PROVIDED RECORDS:
* BEGIN *
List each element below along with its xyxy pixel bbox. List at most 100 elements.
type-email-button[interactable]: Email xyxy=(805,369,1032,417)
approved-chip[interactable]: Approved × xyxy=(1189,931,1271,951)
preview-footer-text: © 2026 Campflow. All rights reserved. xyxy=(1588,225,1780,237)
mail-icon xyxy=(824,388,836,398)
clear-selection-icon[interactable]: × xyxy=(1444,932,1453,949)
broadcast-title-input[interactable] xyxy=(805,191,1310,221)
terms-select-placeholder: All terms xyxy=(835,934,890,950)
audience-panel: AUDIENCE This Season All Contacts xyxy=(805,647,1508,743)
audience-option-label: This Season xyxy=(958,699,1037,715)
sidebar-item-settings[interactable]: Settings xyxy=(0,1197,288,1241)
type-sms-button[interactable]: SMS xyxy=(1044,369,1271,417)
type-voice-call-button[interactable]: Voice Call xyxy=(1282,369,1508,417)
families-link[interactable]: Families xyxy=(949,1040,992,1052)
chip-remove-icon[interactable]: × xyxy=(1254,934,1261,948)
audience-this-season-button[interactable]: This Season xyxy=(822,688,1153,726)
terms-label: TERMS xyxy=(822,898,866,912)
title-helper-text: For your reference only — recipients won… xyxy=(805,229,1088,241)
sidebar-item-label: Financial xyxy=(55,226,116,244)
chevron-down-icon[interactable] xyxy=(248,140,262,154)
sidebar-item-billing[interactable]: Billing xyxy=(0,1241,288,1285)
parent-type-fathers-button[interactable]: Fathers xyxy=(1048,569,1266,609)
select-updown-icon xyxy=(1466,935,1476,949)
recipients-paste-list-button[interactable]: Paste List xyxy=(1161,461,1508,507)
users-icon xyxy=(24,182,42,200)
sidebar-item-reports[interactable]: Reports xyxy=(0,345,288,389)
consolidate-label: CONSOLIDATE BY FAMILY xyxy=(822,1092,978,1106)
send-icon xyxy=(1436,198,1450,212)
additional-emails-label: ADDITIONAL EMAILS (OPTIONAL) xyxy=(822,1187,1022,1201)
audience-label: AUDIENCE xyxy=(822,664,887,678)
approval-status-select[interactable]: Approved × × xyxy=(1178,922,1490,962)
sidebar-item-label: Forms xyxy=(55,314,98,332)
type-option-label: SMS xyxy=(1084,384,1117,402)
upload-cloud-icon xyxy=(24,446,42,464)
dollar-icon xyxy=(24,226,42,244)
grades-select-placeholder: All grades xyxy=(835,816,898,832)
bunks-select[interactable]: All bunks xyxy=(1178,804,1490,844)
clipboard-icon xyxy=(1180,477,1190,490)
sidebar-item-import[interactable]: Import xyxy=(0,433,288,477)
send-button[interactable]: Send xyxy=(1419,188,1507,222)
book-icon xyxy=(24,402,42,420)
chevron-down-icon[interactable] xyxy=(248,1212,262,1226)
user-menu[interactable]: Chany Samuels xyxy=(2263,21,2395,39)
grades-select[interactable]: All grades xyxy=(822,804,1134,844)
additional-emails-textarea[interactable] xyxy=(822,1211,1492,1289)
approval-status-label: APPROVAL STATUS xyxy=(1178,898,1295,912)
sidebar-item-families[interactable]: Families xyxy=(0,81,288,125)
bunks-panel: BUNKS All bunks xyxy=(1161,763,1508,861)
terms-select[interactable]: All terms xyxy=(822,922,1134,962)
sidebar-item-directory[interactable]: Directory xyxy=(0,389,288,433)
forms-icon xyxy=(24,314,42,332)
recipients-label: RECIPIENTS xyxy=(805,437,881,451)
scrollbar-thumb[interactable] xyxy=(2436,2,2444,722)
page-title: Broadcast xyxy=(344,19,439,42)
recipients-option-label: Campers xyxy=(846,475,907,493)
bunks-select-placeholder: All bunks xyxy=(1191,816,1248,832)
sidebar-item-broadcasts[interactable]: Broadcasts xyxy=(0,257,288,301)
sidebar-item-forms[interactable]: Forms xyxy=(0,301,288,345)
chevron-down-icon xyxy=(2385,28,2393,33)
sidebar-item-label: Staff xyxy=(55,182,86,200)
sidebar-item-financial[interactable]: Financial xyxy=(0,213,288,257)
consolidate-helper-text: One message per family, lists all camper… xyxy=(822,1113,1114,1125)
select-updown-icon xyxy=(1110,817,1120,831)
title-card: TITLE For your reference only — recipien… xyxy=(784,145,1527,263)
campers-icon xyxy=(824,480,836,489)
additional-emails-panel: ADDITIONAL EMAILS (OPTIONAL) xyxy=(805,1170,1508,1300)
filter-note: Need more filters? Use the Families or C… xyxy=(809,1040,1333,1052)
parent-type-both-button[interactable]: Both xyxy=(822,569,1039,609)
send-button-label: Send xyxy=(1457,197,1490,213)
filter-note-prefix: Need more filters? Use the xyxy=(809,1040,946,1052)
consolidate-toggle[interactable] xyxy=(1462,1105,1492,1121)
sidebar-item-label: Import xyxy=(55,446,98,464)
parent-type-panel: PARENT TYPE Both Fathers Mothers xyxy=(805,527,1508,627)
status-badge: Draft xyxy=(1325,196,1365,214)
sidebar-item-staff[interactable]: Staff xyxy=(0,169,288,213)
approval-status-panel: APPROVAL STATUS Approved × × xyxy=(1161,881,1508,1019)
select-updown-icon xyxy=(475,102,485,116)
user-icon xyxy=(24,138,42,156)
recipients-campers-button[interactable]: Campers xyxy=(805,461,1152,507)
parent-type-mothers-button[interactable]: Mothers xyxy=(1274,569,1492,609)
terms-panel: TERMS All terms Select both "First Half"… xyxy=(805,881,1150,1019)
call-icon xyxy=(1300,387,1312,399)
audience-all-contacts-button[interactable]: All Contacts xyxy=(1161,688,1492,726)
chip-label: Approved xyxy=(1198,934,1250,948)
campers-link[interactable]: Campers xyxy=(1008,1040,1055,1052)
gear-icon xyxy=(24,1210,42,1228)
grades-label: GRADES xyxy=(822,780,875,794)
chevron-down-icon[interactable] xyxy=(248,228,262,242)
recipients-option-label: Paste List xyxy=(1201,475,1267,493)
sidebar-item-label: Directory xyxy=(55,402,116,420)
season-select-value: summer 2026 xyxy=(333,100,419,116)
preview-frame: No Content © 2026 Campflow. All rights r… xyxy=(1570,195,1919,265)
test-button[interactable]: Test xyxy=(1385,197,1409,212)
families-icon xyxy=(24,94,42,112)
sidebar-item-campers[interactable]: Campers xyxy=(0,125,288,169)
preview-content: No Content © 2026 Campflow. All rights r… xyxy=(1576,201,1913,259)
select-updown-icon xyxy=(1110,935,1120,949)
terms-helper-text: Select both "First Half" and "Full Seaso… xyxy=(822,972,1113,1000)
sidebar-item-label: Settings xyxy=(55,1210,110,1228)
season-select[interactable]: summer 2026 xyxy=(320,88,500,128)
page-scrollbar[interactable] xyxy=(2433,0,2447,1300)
* END *
EXERCISE OBJECTIVE: Arrange the lines from the start of the items through the line containing "audience-label: AUDIENCE xyxy=(822,664,887,678)", inclusive, as a Markdown table with the columns Row and Item line, leaving out any blank lines.

OUTPUT BELOW:
| Row | Item line |
|---|---|
| 1 | List each element below along with its xyxy pixel bbox. List at most 100 elements. |
| 2 | type-email-button[interactable]: Email xyxy=(805,369,1032,417) |
| 3 | approved-chip[interactable]: Approved × xyxy=(1189,931,1271,951) |
| 4 | preview-footer-text: © 2026 Campflow. All rights reserved. xyxy=(1588,225,1780,237) |
| 5 | mail-icon xyxy=(824,388,836,398) |
| 6 | clear-selection-icon[interactable]: × xyxy=(1444,932,1453,949) |
| 7 | broadcast-title-input[interactable] xyxy=(805,191,1310,221) |
| 8 | terms-select-placeholder: All terms xyxy=(835,934,890,950) |
| 9 | audience-panel: AUDIENCE This Season All Contacts xyxy=(805,647,1508,743) |
| 10 | audience-option-label: This Season xyxy=(958,699,1037,715) |
| 11 | sidebar-item-settings[interactable]: Settings xyxy=(0,1197,288,1241) |
| 12 | type-sms-button[interactable]: SMS xyxy=(1044,369,1271,417) |
| 13 | type-voice-call-button[interactable]: Voice Call xyxy=(1282,369,1508,417) |
| 14 | families-link[interactable]: Families xyxy=(949,1040,992,1052) |
| 15 | chip-remove-icon[interactable]: × xyxy=(1254,934,1261,948) |
| 16 | audience-this-season-button[interactable]: This Season xyxy=(822,688,1153,726) |
| 17 | terms-label: TERMS xyxy=(822,898,866,912) |
| 18 | title-helper-text: For your reference only — recipients won… xyxy=(805,229,1088,241) |
| 19 | sidebar-item-label: Financial xyxy=(55,226,116,244) |
| 20 | chevron-down-icon[interactable] xyxy=(248,140,262,154) |
| 21 | sidebar-item-billing[interactable]: Billing xyxy=(0,1241,288,1285) |
| 22 | parent-type-fathers-button[interactable]: Fathers xyxy=(1048,569,1266,609) |
| 23 | select-updown-icon xyxy=(1466,935,1476,949) |
| 24 | recipients-paste-list-button[interactable]: Paste List xyxy=(1161,461,1508,507) |
| 25 | users-icon xyxy=(24,182,42,200) |
| 26 | sidebar-item-reports[interactable]: Reports xyxy=(0,345,288,389) |
| 27 | consolidate-label: CONSOLIDATE BY FAMILY xyxy=(822,1092,978,1106) |
| 28 | send-icon xyxy=(1436,198,1450,212) |
| 29 | additional-emails-label: ADDITIONAL EMAILS (OPTIONAL) xyxy=(822,1187,1022,1201) |
| 30 | audience-label: AUDIENCE xyxy=(822,664,887,678) |